Dataset excerpts:
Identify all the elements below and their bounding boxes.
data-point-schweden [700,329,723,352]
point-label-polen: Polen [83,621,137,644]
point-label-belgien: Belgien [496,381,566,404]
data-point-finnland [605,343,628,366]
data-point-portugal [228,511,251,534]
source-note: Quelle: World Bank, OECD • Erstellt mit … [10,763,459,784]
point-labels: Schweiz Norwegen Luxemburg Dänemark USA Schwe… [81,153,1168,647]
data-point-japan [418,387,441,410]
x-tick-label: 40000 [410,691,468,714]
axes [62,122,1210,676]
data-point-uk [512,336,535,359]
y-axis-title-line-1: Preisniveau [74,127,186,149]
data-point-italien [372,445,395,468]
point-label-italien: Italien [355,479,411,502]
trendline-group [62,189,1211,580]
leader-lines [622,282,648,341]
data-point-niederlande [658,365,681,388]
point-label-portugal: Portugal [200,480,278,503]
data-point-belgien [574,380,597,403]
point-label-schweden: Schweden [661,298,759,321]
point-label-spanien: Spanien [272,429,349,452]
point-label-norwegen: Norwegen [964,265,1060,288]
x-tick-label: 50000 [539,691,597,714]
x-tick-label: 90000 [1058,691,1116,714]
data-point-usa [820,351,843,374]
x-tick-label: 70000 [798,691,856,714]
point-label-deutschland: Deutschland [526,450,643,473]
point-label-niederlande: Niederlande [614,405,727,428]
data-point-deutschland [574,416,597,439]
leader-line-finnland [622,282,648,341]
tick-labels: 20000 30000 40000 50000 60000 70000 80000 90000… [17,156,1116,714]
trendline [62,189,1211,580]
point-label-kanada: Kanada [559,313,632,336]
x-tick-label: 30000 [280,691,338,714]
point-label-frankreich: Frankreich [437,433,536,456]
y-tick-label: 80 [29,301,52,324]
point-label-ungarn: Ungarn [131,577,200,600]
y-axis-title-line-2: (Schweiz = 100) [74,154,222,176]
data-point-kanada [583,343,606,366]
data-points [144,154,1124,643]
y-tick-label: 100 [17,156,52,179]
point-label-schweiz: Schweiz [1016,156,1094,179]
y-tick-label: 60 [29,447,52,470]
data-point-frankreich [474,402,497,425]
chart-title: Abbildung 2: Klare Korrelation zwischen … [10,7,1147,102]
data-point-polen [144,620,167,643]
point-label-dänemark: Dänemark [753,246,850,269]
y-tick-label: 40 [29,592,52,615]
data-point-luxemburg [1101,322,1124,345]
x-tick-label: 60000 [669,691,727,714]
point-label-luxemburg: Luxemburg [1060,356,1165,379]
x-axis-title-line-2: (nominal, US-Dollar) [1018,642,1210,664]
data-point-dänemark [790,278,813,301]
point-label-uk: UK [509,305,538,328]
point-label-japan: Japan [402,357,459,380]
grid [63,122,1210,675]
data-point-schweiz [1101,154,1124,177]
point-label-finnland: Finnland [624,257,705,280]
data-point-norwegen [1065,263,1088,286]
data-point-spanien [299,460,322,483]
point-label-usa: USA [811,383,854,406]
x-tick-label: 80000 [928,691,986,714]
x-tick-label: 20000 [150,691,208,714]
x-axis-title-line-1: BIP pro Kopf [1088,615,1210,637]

Exercise instructions: Convert every line of the listing above into a JSON array of strings, one string per line, omitting any blank lines.

Reply:
[
  "Identify all the elements below and their bounding boxes.",
  "data-point-schweden [700,329,723,352]",
  "point-label-polen: Polen [83,621,137,644]",
  "point-label-belgien: Belgien [496,381,566,404]",
  "data-point-finnland [605,343,628,366]",
  "data-point-portugal [228,511,251,534]",
  "source-note: Quelle: World Bank, OECD • Erstellt mit … [10,763,459,784]",
  "point-labels: Schweiz Norwegen Luxemburg Dänemark USA Schwe… [81,153,1168,647]",
  "data-point-japan [418,387,441,410]",
  "x-tick-label: 40000 [410,691,468,714]",
  "axes [62,122,1210,676]",
  "data-point-uk [512,336,535,359]",
  "y-axis-title-line-1: Preisniveau [74,127,186,149]",
  "data-point-italien [372,445,395,468]",
  "point-label-italien: Italien [355,479,411,502]",
  "trendline-group [62,189,1211,580]",
  "leader-lines [622,282,648,341]",
  "data-point-niederlande [658,365,681,388]",
  "point-label-portugal: Portugal [200,480,278,503]",
  "data-point-belgien [574,380,597,403]",
  "point-label-schweden: Schweden [661,298,759,321]",
  "point-label-spanien: Spanien [272,429,349,452]",
  "point-label-norwegen: Norwegen [964,265,1060,288]",
  "x-tick-label: 50000 [539,691,597,714]",
  "x-tick-label: 90000 [1058,691,1116,714]",
  "data-point-usa [820,351,843,374]",
  "x-tick-label: 70000 [798,691,856,714]",
  "point-label-deutschland: Deutschland [526,450,643,473]",
  "point-label-niederlande: Niederlande [614,405,727,428]",
  "data-point-deutschland [574,416,597,439]",
  "leader-line-finnland [622,282,648,341]",
  "tick-labels: 20000 30000 40000 50000 60000 70000 80000 90000… [17,156,1116,714]",
  "trendline [62,189,1211,580]",
  "point-label-kanada: Kanada [559,313,632,336]",
  "x-tick-label: 30000 [280,691,338,714]",
  "point-label-frankreich: Frankreich [437,433,536,456]",
  "y-tick-label: 80 [29,301,52,324]",
  "point-label-ungarn: Ungarn [131,577,200,600]",
  "y-axis-title-line-2: (Schweiz = 100) [74,154,222,176]",
  "data-point-kanada [583,343,606,366]",
  "data-points [144,154,1124,643]",
  "y-tick-label: 100 [17,156,52,179]",
  "point-label-schweiz: Schweiz [1016,156,1094,179]",
  "y-tick-label: 60 [29,447,52,470]",
  "data-point-frankreich [474,402,497,425]",
  "chart-title: Abbildung 2: Klare Korrelation zwischen … [10,7,1147,102]",
  "data-point-polen [144,620,167,643]",
  "point-label-dänemark: Dänemark [753,246,850,269]",
  "y-tick-label: 40 [29,592,52,615]",
  "data-point-luxemburg [1101,322,1124,345]",
  "x-tick-label: 60000 [669,691,727,714]",
  "point-label-luxemburg: Luxemburg [1060,356,1165,379]",
  "x-axis-title-line-2: (nominal, US-Dollar) [1018,642,1210,664]",
  "data-point-dänemark [790,278,813,301]",
  "point-label-uk: UK [509,305,538,328]",
  "point-label-japan: Japan [402,357,459,380]",
  "grid [63,122,1210,675]",
  "data-point-schweiz [1101,154,1124,177]",
  "point-label-finnland: Finnland [624,257,705,280]",
  "data-point-norwegen [1065,263,1088,286]",
  "data-point-spanien [299,460,322,483]",
  "point-label-usa: USA [811,383,854,406]",
  "x-tick-label: 80000 [928,691,986,714]",
  "x-tick-label: 20000 [150,691,208,714]",
  "x-axis-title-line-1: BIP pro Kopf [1088,615,1210,637]"
]